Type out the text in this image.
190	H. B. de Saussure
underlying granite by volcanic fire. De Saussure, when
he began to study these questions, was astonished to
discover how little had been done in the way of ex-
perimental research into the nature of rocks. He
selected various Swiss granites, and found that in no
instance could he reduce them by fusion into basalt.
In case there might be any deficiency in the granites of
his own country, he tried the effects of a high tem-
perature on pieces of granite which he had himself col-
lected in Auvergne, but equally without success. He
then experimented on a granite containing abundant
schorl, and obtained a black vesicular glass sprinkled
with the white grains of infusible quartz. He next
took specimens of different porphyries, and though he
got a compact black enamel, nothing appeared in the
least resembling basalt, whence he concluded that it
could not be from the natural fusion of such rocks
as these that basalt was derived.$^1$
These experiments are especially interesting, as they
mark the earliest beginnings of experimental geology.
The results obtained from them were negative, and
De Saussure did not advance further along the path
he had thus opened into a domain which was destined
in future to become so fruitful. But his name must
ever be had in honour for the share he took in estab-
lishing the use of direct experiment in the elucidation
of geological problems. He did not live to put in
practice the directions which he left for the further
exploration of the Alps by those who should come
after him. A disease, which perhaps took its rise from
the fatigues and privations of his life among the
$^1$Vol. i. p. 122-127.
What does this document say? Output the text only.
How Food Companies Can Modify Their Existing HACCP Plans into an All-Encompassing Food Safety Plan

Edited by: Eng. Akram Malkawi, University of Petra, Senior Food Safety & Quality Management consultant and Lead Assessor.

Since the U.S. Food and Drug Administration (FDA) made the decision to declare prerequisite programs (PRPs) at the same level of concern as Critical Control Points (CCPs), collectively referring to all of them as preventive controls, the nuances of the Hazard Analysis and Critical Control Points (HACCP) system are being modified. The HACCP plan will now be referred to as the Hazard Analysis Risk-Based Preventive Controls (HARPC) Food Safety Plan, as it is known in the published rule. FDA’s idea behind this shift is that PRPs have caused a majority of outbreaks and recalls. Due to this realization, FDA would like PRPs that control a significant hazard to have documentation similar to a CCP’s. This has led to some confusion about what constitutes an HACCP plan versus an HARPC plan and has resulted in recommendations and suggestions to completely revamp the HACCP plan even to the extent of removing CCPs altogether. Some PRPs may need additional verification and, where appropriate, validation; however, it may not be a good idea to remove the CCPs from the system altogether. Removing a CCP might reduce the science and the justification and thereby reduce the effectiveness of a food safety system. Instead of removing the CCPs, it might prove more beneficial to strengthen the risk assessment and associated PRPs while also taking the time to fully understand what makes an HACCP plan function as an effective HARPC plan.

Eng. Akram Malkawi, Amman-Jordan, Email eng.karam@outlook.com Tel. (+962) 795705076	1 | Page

= = = = = = =

• **Task instructions**:
Pull out every line of the records above that contains the word "could".

• **The solution**:
instance could he reduce them by fusion into basalt.
could not be from the natural fusion of such rocks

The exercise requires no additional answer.